-- BEGIN Input records --

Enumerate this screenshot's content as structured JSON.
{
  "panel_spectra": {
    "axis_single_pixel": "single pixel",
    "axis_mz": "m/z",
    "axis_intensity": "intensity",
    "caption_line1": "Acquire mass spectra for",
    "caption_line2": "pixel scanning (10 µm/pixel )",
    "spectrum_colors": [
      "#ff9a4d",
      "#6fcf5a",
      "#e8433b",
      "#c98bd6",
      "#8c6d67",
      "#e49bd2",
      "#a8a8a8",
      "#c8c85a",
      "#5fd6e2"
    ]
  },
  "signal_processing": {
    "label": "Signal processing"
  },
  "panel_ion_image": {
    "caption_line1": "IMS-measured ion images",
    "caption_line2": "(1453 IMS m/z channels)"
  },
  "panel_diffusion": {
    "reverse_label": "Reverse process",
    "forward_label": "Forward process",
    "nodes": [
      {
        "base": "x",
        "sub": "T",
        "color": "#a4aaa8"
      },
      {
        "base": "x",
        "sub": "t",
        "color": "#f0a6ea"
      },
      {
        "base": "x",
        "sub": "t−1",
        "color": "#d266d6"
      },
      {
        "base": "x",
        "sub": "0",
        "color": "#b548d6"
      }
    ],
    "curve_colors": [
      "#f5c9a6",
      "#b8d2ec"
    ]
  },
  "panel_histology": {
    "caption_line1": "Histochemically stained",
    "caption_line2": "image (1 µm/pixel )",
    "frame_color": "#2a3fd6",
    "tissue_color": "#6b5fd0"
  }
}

-- END Input records --

What needs to be done >> Filter the listing above for the string "pixel" and copy every matching line.

Correct output >>
    "axis_single_pixel": "single pixel",
    "caption_line2": "pixel scanning (10 µm/pixel )",
    "caption_line2": "image (1 µm/pixel )",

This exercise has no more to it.